> Problem to solve
Reproduce every entry exactly.
── Data for this task
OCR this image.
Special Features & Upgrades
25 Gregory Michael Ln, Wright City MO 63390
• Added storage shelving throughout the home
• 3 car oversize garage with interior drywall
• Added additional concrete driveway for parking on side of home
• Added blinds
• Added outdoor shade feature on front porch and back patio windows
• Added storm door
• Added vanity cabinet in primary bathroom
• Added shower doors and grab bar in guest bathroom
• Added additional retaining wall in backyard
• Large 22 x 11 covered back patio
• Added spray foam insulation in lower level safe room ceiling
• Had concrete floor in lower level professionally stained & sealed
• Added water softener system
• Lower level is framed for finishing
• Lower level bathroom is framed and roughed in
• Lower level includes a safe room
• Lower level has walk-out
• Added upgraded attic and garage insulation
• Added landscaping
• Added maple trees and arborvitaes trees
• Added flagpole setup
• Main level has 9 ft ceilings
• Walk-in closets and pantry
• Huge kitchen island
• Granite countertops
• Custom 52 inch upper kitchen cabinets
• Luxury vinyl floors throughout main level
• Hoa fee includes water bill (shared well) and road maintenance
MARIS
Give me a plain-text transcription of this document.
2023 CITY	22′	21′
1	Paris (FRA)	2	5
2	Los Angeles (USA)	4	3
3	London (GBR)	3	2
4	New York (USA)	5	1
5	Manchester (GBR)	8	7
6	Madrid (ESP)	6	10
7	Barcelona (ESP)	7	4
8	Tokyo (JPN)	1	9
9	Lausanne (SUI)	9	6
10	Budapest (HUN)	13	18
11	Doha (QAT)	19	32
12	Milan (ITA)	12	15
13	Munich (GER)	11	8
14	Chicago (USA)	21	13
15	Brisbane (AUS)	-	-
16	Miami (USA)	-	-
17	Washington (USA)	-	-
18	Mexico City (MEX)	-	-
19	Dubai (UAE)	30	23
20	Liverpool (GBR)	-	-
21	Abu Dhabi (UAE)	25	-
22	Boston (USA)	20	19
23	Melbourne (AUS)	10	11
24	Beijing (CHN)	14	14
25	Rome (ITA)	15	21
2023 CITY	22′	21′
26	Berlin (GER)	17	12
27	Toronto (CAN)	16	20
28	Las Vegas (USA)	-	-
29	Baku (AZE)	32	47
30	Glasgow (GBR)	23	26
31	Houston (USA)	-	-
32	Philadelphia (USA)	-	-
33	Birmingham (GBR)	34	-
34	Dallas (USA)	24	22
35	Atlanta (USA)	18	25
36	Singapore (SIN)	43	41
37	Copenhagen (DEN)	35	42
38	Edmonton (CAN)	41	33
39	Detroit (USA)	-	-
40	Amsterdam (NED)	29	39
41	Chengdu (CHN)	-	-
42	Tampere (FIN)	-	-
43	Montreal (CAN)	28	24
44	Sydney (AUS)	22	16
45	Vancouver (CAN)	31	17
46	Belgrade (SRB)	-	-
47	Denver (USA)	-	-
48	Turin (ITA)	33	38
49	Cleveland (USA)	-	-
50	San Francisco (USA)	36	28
────
> Exercise output
OCR this image.
Special Features & Upgrades
25 Gregory Michael Ln, Wright City MO 63390
• Added storage shelving throughout the home
• 3 car oversize garage with interior drywall
• Added additional concrete driveway for parking on side of home
• Added blinds
• Added outdoor shade feature on front porch and back patio windows
• Added storm door
• Added vanity cabinet in primary bathroom
• Added shower doors and grab bar in guest bathroom
• Added additional retaining wall in backyard
• Large 22 x 11 covered back patio
• Added spray foam insulation in lower level safe room ceiling
• Had concrete floor in lower level professionally stained & sealed
• Added water softener system
• Lower level is framed for finishing
• Lower level bathroom is framed and roughed in
• Lower level includes a safe room
• Lower level has walk-out
• Added upgraded attic and garage insulation
• Added landscaping
• Added maple trees and arborvitaes trees
• Added flagpole setup
• Main level has 9 ft ceilings
• Walk-in closets and pantry
• Huge kitchen island
• Granite countertops
• Custom 52 inch upper kitchen cabinets
• Luxury vinyl floors throughout main level
• Hoa fee includes water bill (shared well) and road maintenance
MARIS
Give me a plain-text transcription of this document.
2023 CITY	22′	21′
1	Paris (FRA)	2	5
2	Los Angeles (USA)	4	3
3	London (GBR)	3	2
4	New York (USA)	5	1
5	Manchester (GBR)	8	7
6	Madrid (ESP)	6	10
7	Barcelona (ESP)	7	4
8	Tokyo (JPN)	1	9
9	Lausanne (SUI)	9	6
10	Budapest (HUN)	13	18
11	Doha (QAT)	19	32
12	Milan (ITA)	12	15
13	Munich (GER)	11	8
14	Chicago (USA)	21	13
15	Brisbane (AUS)	-	-
16	Miami (USA)	-	-
17	Washington (USA)	-	-
18	Mexico City (MEX)	-	-
19	Dubai (UAE)	30	23
20	Liverpool (GBR)	-	-
21	Abu Dhabi (UAE)	25	-
22	Boston (USA)	20	19
23	Melbourne (AUS)	10	11
24	Beijing (CHN)	14	14
25	Rome (ITA)	15	21
2023 CITY	22′	21′
26	Berlin (GER)	17	12
27	Toronto (CAN)	16	20
28	Las Vegas (USA)	-	-
29	Baku (AZE)	32	47
30	Glasgow (GBR)	23	26
31	Houston (USA)	-	-
32	Philadelphia (USA)	-	-
33	Birmingham (GBR)	34	-
34	Dallas (USA)	24	22
35	Atlanta (USA)	18	25
36	Singapore (SIN)	43	41
37	Copenhagen (DEN)	35	42
38	Edmonton (CAN)	41	33
39	Detroit (USA)	-	-
40	Amsterdam (NED)	29	39
41	Chengdu (CHN)	-	-
42	Tampere (FIN)	-	-
43	Montreal (CAN)	28	24
44	Sydney (AUS)	22	16
45	Vancouver (CAN)	31	17
46	Belgrade (SRB)	-	-
47	Denver (USA)	-	-
48	Turin (ITA)	33	38
49	Cleveland (USA)	-	-
50	San Francisco (USA)	36	28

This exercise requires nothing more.